Task to carry out:
Print the data exactly as it is given, please.

Stored records:
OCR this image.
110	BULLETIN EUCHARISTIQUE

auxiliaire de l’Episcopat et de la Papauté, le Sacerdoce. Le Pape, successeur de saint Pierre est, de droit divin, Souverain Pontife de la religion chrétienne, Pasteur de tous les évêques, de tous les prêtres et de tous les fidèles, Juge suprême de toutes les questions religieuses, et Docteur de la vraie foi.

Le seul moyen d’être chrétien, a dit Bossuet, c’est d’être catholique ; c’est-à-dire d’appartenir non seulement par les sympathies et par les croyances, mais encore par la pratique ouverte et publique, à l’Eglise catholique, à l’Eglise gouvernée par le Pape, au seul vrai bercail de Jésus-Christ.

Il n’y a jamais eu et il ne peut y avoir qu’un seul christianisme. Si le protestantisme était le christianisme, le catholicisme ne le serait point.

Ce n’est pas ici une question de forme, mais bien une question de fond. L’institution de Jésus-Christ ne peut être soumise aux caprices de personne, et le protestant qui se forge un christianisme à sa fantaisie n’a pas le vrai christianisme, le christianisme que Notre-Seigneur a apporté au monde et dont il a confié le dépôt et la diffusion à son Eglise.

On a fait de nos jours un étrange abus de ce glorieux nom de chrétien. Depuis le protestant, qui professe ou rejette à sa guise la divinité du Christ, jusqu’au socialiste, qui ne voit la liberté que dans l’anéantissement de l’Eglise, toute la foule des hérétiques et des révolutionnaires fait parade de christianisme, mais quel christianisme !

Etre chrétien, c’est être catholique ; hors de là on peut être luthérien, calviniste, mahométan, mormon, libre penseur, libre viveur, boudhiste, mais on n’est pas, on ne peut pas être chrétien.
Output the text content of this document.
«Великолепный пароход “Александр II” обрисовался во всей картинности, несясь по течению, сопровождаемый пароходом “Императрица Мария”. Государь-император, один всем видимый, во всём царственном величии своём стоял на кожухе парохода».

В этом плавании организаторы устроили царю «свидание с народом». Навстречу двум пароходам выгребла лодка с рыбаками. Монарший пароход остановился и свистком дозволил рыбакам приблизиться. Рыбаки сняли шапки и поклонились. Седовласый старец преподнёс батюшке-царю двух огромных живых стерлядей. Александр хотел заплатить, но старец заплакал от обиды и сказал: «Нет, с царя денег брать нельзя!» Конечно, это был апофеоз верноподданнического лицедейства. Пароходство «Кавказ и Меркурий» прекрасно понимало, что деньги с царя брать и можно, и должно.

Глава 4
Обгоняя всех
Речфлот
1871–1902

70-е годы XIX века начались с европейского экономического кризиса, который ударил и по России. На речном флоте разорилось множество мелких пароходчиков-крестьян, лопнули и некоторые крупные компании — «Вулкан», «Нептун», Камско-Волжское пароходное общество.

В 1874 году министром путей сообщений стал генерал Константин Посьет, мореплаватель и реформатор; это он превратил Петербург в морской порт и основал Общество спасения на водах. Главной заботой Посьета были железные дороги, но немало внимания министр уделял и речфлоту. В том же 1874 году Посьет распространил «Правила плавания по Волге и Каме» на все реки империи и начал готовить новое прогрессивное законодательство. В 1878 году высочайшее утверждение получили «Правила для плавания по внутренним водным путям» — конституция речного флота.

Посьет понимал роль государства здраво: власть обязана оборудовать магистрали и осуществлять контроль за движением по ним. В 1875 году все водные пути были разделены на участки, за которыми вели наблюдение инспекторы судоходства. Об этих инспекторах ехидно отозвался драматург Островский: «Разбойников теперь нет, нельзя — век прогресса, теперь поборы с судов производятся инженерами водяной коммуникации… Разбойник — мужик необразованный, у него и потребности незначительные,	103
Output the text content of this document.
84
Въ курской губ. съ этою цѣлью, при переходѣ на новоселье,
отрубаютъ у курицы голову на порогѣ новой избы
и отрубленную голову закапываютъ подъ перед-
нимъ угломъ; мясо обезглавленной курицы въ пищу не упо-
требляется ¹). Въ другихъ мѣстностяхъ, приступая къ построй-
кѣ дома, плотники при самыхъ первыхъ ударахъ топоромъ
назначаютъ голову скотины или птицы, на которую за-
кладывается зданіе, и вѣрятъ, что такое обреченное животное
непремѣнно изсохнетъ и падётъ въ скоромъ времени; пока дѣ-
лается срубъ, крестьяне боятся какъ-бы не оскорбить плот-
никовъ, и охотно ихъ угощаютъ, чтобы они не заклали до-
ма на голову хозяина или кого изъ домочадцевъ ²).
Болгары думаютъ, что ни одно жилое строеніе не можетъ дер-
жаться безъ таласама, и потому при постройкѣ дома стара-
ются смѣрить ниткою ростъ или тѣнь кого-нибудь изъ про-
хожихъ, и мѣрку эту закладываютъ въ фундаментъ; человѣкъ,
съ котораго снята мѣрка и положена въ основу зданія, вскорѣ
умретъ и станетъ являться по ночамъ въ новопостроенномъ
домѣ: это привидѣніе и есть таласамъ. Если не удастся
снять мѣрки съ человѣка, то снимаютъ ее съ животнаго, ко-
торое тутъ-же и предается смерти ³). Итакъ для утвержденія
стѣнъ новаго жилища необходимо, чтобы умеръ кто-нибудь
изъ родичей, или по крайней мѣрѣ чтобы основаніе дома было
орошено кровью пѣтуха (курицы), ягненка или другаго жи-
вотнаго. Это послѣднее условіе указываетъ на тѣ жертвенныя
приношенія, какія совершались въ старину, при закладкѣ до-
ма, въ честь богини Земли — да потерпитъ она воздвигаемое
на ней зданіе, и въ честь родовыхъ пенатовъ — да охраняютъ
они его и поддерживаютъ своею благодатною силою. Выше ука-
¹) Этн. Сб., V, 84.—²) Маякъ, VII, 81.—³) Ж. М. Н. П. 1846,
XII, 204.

Written response:
OCR this image.
110	BULLETIN EUCHARISTIQUE

auxiliaire de l’Episcopat et de la Papauté, le Sacerdoce. Le Pape, successeur de saint Pierre est, de droit divin, Souverain Pontife de la religion chrétienne, Pasteur de tous les évêques, de tous les prêtres et de tous les fidèles, Juge suprême de toutes les questions religieuses, et Docteur de la vraie foi.

Le seul moyen d’être chrétien, a dit Bossuet, c’est d’être catholique ; c’est-à-dire d’appartenir non seulement par les sympathies et par les croyances, mais encore par la pratique ouverte et publique, à l’Eglise catholique, à l’Eglise gouvernée par le Pape, au seul vrai bercail de Jésus-Christ.

Il n’y a jamais eu et il ne peut y avoir qu’un seul christianisme. Si le protestantisme était le christianisme, le catholicisme ne le serait point.

Ce n’est pas ici une question de forme, mais bien une question de fond. L’institution de Jésus-Christ ne peut être soumise aux caprices de personne, et le protestant qui se forge un christianisme à sa fantaisie n’a pas le vrai christianisme, le christianisme que Notre-Seigneur a apporté au monde et dont il a confié le dépôt et la diffusion à son Eglise.

On a fait de nos jours un étrange abus de ce glorieux nom de chrétien. Depuis le protestant, qui professe ou rejette à sa guise la divinité du Christ, jusqu’au socialiste, qui ne voit la liberté que dans l’anéantissement de l’Eglise, toute la foule des hérétiques et des révolutionnaires fait parade de christianisme, mais quel christianisme !

Etre chrétien, c’est être catholique ; hors de là on peut être luthérien, calviniste, mahométan, mormon, libre penseur, libre viveur, boudhiste, mais on n’est pas, on ne peut pas être chrétien.
Output the text content of this document.
«Великолепный пароход “Александр II” обрисовался во всей картинности, несясь по течению, сопровождаемый пароходом “Императрица Мария”. Государь-император, один всем видимый, во всём царственном величии своём стоял на кожухе парохода».

В этом плавании организаторы устроили царю «свидание с народом». Навстречу двум пароходам выгребла лодка с рыбаками. Монарший пароход остановился и свистком дозволил рыбакам приблизиться. Рыбаки сняли шапки и поклонились. Седовласый старец преподнёс батюшке-царю двух огромных живых стерлядей. Александр хотел заплатить, но старец заплакал от обиды и сказал: «Нет, с царя денег брать нельзя!» Конечно, это был апофеоз верноподданнического лицедейства. Пароходство «Кавказ и Меркурий» прекрасно понимало, что деньги с царя брать и можно, и должно.

Глава 4
Обгоняя всех
Речфлот
1871–1902

70-е годы XIX века начались с европейского экономического кризиса, который ударил и по России. На речном флоте разорилось множество мелких пароходчиков-крестьян, лопнули и некоторые крупные компании — «Вулкан», «Нептун», Камско-Волжское пароходное общество.

В 1874 году министром путей сообщений стал генерал Константин Посьет, мореплаватель и реформатор; это он превратил Петербург в морской порт и основал Общество спасения на водах. Главной заботой Посьета были железные дороги, но немало внимания министр уделял и речфлоту. В том же 1874 году Посьет распространил «Правила плавания по Волге и Каме» на все реки империи и начал готовить новое прогрессивное законодательство. В 1878 году высочайшее утверждение получили «Правила для плавания по внутренним водным путям» — конституция речного флота.

Посьет понимал роль государства здраво: власть обязана оборудовать магистрали и осуществлять контроль за движением по ним. В 1875 году все водные пути были разделены на участки, за которыми вели наблюдение инспекторы судоходства. Об этих инспекторах ехидно отозвался драматург Островский: «Разбойников теперь нет, нельзя — век прогресса, теперь поборы с судов производятся инженерами водяной коммуникации… Разбойник — мужик необразованный, у него и потребности незначительные,	103
Output the text content of this document.
84
Въ курской губ. съ этою цѣлью, при переходѣ на новоселье,
отрубаютъ у курицы голову на порогѣ новой избы
и отрубленную голову закапываютъ подъ перед-
нимъ угломъ; мясо обезглавленной курицы въ пищу не упо-
требляется ¹). Въ другихъ мѣстностяхъ, приступая къ построй-
кѣ дома, плотники при самыхъ первыхъ ударахъ топоромъ
назначаютъ голову скотины или птицы, на которую за-
кладывается зданіе, и вѣрятъ, что такое обреченное животное
непремѣнно изсохнетъ и падётъ въ скоромъ времени; пока дѣ-
лается срубъ, крестьяне боятся какъ-бы не оскорбить плот-
никовъ, и охотно ихъ угощаютъ, чтобы они не заклали до-
ма на голову хозяина или кого изъ домочадцевъ ²).
Болгары думаютъ, что ни одно жилое строеніе не можетъ дер-
жаться безъ таласама, и потому при постройкѣ дома стара-
ются смѣрить ниткою ростъ или тѣнь кого-нибудь изъ про-
хожихъ, и мѣрку эту закладываютъ въ фундаментъ; человѣкъ,
съ котораго снята мѣрка и положена въ основу зданія, вскорѣ
умретъ и станетъ являться по ночамъ въ новопостроенномъ
домѣ: это привидѣніе и есть таласамъ. Если не удастся
снять мѣрки съ человѣка, то снимаютъ ее съ животнаго, ко-
торое тутъ-же и предается смерти ³). Итакъ для утвержденія
стѣнъ новаго жилища необходимо, чтобы умеръ кто-нибудь
изъ родичей, или по крайней мѣрѣ чтобы основаніе дома было
орошено кровью пѣтуха (курицы), ягненка или другаго жи-
вотнаго. Это послѣднее условіе указываетъ на тѣ жертвенныя
приношенія, какія совершались въ старину, при закладкѣ до-
ма, въ честь богини Земли — да потерпитъ она воздвигаемое
на ней зданіе, и въ честь родовыхъ пенатовъ — да охраняютъ
они его и поддерживаютъ своею благодатною силою. Выше ука-
¹) Этн. Сб., V, 84.—²) Маякъ, VII, 81.—³) Ж. М. Н. П. 1846,
XII, 204.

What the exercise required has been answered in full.